**PROBLEM DESCRIPTION**: Count how many lines hold the word "dimensions" and give that number as the whole answer.
# # # #
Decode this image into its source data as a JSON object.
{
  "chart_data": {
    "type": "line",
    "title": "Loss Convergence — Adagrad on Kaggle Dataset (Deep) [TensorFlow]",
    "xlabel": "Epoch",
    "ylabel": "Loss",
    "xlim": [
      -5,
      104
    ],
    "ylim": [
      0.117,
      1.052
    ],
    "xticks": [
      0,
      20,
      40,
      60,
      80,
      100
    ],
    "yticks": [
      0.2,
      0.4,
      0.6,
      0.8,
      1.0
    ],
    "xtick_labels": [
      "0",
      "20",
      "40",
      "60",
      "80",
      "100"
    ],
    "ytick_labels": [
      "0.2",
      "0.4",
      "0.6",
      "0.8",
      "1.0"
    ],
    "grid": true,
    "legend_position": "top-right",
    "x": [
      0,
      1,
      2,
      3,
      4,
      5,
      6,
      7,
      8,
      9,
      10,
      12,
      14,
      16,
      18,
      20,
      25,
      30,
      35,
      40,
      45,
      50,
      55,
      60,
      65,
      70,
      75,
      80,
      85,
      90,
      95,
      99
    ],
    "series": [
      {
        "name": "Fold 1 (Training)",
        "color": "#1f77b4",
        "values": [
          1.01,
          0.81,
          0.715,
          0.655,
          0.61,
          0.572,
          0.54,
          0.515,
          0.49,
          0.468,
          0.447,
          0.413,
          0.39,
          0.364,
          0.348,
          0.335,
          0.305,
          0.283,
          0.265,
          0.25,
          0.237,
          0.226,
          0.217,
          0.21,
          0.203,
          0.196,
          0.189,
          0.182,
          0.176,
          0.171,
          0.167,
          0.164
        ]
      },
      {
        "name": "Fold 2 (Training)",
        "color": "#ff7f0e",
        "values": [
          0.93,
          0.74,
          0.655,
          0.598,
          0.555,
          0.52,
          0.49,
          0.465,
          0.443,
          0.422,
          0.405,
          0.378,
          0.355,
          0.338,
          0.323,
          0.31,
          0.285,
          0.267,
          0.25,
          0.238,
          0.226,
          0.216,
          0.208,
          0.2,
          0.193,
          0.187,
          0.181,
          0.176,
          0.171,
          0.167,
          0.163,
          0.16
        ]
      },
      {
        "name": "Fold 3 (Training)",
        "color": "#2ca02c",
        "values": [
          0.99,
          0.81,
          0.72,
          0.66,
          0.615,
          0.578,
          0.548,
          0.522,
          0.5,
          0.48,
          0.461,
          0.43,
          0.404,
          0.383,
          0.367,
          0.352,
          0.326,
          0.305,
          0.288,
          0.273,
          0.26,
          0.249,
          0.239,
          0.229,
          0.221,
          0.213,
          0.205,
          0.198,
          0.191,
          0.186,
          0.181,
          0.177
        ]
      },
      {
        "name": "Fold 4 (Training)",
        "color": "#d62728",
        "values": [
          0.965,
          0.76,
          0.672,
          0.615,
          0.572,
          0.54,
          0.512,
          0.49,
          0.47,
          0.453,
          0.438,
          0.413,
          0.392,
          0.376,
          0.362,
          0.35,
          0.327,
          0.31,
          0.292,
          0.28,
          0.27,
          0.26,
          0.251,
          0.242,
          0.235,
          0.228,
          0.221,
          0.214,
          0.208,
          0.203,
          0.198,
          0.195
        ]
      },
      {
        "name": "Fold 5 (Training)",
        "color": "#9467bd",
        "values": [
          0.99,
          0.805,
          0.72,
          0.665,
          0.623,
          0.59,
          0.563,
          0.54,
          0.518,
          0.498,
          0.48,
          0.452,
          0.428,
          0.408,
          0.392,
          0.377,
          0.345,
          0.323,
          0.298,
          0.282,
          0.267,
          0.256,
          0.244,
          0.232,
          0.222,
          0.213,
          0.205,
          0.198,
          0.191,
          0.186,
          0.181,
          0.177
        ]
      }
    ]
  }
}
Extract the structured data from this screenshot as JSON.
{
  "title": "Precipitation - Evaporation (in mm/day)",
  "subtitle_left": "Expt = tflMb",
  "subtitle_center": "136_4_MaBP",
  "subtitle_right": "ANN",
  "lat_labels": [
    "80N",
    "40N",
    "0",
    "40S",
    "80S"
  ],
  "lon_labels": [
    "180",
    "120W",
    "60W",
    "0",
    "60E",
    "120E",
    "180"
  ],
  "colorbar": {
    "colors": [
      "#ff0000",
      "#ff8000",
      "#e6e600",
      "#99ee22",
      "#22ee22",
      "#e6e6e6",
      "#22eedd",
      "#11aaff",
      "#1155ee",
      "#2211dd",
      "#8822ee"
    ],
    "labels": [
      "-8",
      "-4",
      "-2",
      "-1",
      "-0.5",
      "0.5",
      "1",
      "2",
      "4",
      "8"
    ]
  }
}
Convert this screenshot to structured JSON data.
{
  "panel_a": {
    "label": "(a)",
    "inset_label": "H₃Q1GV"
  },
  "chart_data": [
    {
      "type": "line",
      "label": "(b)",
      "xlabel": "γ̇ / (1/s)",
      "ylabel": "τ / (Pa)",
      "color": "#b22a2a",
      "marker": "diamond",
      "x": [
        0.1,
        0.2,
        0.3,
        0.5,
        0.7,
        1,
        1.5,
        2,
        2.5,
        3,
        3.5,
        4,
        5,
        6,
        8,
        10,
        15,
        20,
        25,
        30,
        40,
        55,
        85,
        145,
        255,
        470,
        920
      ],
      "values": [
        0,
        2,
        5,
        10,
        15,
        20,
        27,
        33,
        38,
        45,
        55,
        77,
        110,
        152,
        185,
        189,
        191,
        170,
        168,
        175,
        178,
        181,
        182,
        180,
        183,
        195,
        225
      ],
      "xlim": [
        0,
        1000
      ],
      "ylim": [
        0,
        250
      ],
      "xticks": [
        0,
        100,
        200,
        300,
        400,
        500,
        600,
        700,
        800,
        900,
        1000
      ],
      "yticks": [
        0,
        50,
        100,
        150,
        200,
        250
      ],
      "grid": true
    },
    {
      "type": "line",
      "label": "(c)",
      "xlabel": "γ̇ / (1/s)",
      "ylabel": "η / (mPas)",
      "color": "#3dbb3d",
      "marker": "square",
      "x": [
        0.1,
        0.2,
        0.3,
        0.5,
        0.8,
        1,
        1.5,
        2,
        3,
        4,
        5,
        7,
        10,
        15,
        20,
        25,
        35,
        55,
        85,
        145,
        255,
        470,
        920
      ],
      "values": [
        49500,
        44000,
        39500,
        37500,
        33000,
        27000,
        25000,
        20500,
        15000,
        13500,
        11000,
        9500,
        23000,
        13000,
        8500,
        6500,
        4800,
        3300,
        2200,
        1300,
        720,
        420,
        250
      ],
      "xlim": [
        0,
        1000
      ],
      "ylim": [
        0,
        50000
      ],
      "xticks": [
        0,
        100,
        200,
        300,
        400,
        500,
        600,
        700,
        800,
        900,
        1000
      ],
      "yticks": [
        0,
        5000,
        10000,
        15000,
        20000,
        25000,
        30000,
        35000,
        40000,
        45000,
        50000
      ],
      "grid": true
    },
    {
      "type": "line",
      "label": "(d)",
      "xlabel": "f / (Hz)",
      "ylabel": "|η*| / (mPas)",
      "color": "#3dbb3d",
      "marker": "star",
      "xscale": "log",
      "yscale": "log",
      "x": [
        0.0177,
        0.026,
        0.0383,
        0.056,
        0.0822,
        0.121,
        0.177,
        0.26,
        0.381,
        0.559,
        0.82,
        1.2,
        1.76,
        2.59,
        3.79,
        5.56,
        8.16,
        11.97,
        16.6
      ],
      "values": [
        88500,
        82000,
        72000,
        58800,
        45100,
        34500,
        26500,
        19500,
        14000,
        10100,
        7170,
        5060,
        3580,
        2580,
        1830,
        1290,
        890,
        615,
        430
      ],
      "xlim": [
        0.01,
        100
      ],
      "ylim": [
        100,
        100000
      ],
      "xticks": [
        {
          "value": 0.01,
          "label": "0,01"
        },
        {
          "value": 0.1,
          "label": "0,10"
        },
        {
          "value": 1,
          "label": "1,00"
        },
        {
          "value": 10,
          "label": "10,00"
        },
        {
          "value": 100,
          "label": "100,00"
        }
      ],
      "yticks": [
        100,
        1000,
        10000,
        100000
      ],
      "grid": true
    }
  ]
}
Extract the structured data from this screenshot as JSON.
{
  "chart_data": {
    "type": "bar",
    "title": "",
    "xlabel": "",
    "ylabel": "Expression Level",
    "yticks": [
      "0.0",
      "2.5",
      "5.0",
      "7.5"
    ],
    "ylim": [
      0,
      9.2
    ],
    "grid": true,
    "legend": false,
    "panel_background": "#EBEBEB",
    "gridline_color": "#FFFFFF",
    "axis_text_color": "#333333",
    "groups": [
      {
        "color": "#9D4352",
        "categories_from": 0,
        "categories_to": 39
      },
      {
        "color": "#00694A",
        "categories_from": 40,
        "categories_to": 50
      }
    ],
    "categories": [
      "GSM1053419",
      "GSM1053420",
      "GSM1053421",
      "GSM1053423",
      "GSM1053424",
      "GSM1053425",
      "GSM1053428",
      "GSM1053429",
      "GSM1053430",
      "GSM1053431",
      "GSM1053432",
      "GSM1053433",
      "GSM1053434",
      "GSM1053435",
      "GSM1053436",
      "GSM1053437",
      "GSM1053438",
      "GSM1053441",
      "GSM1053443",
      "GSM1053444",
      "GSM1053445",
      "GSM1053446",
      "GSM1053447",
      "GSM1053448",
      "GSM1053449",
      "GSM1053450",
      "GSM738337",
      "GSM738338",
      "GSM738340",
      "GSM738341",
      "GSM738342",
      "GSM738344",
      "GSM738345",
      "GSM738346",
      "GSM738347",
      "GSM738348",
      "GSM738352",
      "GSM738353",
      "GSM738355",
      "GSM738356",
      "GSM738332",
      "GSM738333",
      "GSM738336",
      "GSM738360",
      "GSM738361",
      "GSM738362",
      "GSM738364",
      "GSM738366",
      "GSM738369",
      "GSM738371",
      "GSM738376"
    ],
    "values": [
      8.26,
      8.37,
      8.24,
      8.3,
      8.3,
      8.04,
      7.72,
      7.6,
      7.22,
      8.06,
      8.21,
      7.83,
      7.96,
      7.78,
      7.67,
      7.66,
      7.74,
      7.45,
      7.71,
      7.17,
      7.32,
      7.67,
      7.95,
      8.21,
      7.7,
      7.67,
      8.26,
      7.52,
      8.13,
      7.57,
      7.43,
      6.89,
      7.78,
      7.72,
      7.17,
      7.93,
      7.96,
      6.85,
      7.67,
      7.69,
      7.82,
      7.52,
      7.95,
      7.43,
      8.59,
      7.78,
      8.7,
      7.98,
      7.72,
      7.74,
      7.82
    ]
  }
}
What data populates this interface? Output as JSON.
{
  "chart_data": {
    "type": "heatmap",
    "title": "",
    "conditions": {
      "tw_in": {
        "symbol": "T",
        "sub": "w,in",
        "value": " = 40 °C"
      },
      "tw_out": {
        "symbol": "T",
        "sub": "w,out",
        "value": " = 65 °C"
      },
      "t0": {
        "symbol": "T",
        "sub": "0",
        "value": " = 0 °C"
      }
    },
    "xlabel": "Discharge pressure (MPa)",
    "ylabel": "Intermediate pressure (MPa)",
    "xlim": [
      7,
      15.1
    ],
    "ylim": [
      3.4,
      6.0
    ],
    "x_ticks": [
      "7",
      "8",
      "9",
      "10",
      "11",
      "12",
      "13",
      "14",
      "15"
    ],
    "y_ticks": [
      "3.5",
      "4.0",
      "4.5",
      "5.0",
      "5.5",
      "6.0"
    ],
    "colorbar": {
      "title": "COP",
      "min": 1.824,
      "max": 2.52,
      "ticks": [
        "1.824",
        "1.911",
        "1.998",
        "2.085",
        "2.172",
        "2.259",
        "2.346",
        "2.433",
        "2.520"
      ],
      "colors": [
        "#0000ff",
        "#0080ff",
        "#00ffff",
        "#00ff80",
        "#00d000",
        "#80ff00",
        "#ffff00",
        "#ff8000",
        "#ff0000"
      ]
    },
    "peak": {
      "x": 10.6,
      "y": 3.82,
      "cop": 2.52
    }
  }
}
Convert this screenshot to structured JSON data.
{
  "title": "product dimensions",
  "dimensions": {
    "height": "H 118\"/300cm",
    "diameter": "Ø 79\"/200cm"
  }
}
# # # #
**FINAL RESULT**: 2